_PASSAGE GIVEN_:
Our ears rely on cues to help us locate sounds. When something—a musical instrument, for example—produces a sound, that sound arrives at our closest ear first. By the time the sound reaches our other ear, it’s a little bit delayed, and a little bit softer.
Our brain processes these subtle differences in time and intensity (and to a lesser extent, the sound’s frequency makeup) to pinpoint the location of a sound. It’s one of the ways humans and animals detect threats. This same localization process lets us experience the three-dimensional sound of a live concert: the placement of the performers, the size of the hall, and our position in that space.
When that performance is recorded and replicated on two stereo speakers, the left speaker reproduces left-channel information while the right channel produces right-channel information. The channels are reproduced separately, but the instant the sound enters the room, the channels are no longer separated. We hear the sound coming from the left speaker in our left ear, and the sound coming from the right speaker in our right ear—but we also hear some of the sound from the left speaker crossing over into our right ear, and vice versa.
This natural distortion, called interaural crosstalk, makes it difficult to tell where sounds are coming from, like we can in the real world.

_INFORMATION PROVIDED_:

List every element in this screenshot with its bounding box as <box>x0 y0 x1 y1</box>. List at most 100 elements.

_WHAT THE TASK REQUIRES_:
Answer these questions using the passage on sound localization:
1. Compared with the nearer ear, how does a sound differ when it reaches the other ear?
2. Apart from differences in time and intensity, what does the brain use to a lesser extent to locate a sound?
3. What is the sound from each stereo speaker crossing into the opposite ear called?

_THE COMPLETED TASK_:
1. It arrives a little later and is a little softer.
2. The sound's frequency makeup.
3. Interaural crosstalk.